RECORD EXTRACTS:
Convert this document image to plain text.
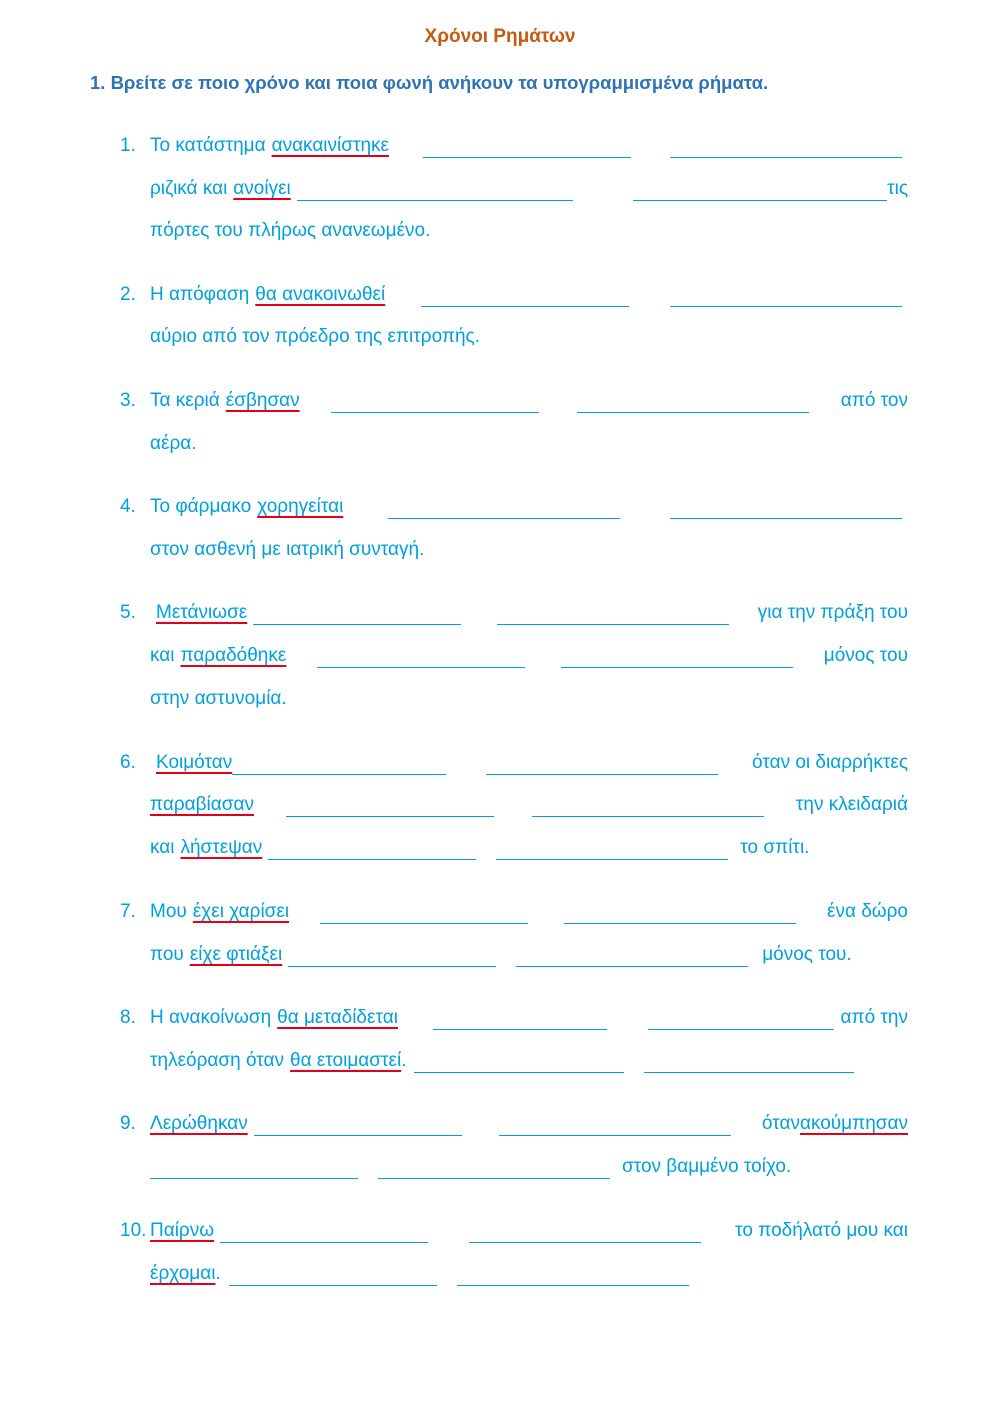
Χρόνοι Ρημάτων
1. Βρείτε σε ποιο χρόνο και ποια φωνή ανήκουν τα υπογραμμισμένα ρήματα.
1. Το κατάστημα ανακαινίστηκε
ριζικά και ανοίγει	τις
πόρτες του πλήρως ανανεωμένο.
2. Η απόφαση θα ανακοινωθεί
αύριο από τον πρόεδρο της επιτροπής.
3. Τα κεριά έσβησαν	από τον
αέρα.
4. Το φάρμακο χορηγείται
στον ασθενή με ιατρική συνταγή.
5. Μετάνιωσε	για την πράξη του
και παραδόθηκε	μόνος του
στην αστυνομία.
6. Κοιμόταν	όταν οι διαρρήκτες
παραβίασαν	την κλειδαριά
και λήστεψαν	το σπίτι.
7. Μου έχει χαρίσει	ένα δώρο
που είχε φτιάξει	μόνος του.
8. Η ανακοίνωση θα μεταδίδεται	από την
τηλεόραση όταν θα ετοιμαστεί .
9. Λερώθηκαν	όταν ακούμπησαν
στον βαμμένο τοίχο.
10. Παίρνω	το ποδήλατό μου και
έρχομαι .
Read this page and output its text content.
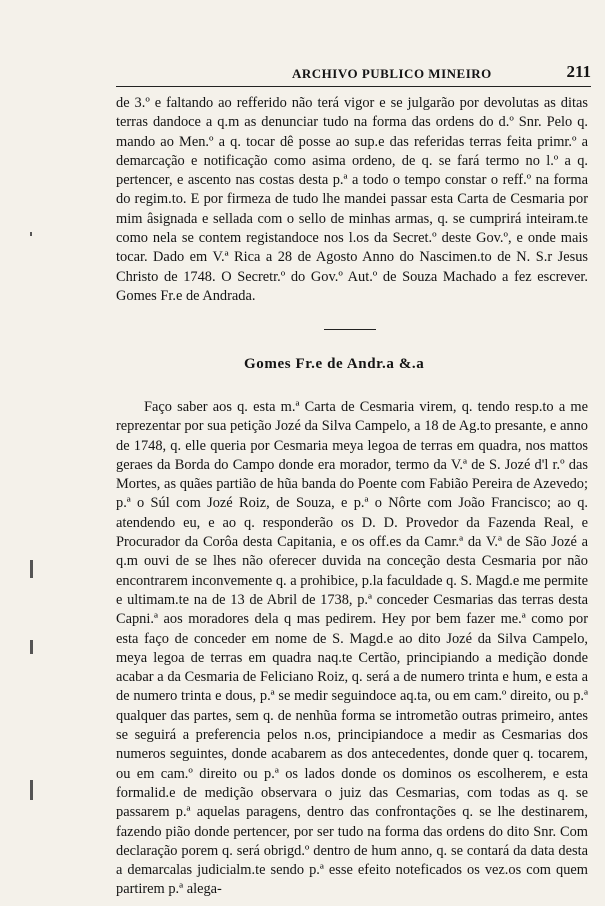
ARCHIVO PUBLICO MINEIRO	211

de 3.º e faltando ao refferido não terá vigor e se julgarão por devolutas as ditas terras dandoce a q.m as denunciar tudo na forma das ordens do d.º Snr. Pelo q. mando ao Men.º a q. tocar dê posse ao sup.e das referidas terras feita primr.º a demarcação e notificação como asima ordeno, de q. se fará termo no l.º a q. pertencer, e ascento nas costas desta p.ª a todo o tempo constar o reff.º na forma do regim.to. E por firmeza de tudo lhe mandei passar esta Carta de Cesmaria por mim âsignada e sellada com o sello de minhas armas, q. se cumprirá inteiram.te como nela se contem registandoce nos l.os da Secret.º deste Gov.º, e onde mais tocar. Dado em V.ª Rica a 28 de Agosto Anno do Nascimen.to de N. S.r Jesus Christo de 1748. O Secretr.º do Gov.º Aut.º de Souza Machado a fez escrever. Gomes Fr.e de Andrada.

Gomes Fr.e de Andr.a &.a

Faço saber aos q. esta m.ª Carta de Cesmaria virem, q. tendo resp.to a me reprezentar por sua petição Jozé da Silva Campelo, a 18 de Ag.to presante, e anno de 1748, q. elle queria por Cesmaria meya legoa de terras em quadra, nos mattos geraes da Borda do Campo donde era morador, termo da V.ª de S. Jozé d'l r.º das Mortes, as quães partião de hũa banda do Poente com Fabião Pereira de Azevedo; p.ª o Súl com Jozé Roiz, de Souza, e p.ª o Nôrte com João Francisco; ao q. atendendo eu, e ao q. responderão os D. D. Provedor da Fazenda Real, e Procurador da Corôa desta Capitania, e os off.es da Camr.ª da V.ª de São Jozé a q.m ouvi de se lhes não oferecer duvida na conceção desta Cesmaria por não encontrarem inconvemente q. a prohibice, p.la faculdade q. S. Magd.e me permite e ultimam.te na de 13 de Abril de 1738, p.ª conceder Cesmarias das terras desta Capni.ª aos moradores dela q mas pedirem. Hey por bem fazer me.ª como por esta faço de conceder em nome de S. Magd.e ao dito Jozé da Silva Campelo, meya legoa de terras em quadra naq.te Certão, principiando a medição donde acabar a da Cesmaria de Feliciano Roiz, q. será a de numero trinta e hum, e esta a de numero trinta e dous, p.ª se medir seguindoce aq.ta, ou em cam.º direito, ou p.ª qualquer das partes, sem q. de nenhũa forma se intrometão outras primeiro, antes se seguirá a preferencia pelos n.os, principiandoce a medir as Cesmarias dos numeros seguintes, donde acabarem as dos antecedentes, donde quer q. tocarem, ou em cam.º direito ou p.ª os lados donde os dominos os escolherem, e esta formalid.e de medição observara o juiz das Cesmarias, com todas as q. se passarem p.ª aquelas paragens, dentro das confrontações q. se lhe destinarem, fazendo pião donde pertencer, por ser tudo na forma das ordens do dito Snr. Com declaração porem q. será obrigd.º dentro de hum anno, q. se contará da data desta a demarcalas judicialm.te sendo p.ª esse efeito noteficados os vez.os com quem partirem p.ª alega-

TASK DIRECTIONS:
Reproduce each entry verbatim, excluding any embedded images.

FULL OUTPUT:
Convert this document image to plain text.
Χρόνοι Ρημάτων
1. Βρείτε σε ποιο χρόνο και ποια φωνή ανήκουν τα υπογραμμισμένα ρήματα.
1. Το κατάστημα ανακαινίστηκε
ριζικά και ανοίγει	τις
πόρτες του πλήρως ανανεωμένο.
2. Η απόφαση θα ανακοινωθεί
αύριο από τον πρόεδρο της επιτροπής.
3. Τα κεριά έσβησαν	από τον
αέρα.
4. Το φάρμακο χορηγείται
στον ασθενή με ιατρική συνταγή.
5. Μετάνιωσε	για την πράξη του
και παραδόθηκε	μόνος του
στην αστυνομία.
6. Κοιμόταν	όταν οι διαρρήκτες
παραβίασαν	την κλειδαριά
και λήστεψαν	το σπίτι.
7. Μου έχει χαρίσει	ένα δώρο
που είχε φτιάξει	μόνος του.
8. Η ανακοίνωση θα μεταδίδεται	από την
τηλεόραση όταν θα ετοιμαστεί .
9. Λερώθηκαν	όταν ακούμπησαν
στον βαμμένο τοίχο.
10. Παίρνω	το ποδήλατό μου και
έρχομαι .
Read this page and output its text content.
ARCHIVO PUBLICO MINEIRO	211

de 3.º e faltando ao refferido não terá vigor e se julgarão por devolutas as ditas terras dandoce a q.m as denunciar tudo na forma das ordens do d.º Snr. Pelo q. mando ao Men.º a q. tocar dê posse ao sup.e das referidas terras feita primr.º a demarcação e notificação como asima ordeno, de q. se fará termo no l.º a q. pertencer, e ascento nas costas desta p.ª a todo o tempo constar o reff.º na forma do regim.to. E por firmeza de tudo lhe mandei passar esta Carta de Cesmaria por mim âsignada e sellada com o sello de minhas armas, q. se cumprirá inteiram.te como nela se contem registandoce nos l.os da Secret.º deste Gov.º, e onde mais tocar. Dado em V.ª Rica a 28 de Agosto Anno do Nascimen.to de N. S.r Jesus Christo de 1748. O Secretr.º do Gov.º Aut.º de Souza Machado a fez escrever. Gomes Fr.e de Andrada.

Gomes Fr.e de Andr.a &.a

Faço saber aos q. esta m.ª Carta de Cesmaria virem, q. tendo resp.to a me reprezentar por sua petição Jozé da Silva Campelo, a 18 de Ag.to presante, e anno de 1748, q. elle queria por Cesmaria meya legoa de terras em quadra, nos mattos geraes da Borda do Campo donde era morador, termo da V.ª de S. Jozé d'l r.º das Mortes, as quães partião de hũa banda do Poente com Fabião Pereira de Azevedo; p.ª o Súl com Jozé Roiz, de Souza, e p.ª o Nôrte com João Francisco; ao q. atendendo eu, e ao q. responderão os D. D. Provedor da Fazenda Real, e Procurador da Corôa desta Capitania, e os off.es da Camr.ª da V.ª de São Jozé a q.m ouvi de se lhes não oferecer duvida na conceção desta Cesmaria por não encontrarem inconvemente q. a prohibice, p.la faculdade q. S. Magd.e me permite e ultimam.te na de 13 de Abril de 1738, p.ª conceder Cesmarias das terras desta Capni.ª aos moradores dela q mas pedirem. Hey por bem fazer me.ª como por esta faço de conceder em nome de S. Magd.e ao dito Jozé da Silva Campelo, meya legoa de terras em quadra naq.te Certão, principiando a medição donde acabar a da Cesmaria de Feliciano Roiz, q. será a de numero trinta e hum, e esta a de numero trinta e dous, p.ª se medir seguindoce aq.ta, ou em cam.º direito, ou p.ª qualquer das partes, sem q. de nenhũa forma se intrometão outras primeiro, antes se seguirá a preferencia pelos n.os, principiandoce a medir as Cesmarias dos numeros seguintes, donde acabarem as dos antecedentes, donde quer q. tocarem, ou em cam.º direito ou p.ª os lados donde os dominos os escolherem, e esta formalid.e de medição observara o juiz das Cesmarias, com todas as q. se passarem p.ª aquelas paragens, dentro das confrontações q. se lhe destinarem, fazendo pião donde pertencer, por ser tudo na forma das ordens do dito Snr. Com declaração porem q. será obrigd.º dentro de hum anno, q. se contará da data desta a demarcalas judicialm.te sendo p.ª esse efeito noteficados os vez.os com quem partirem p.ª alega-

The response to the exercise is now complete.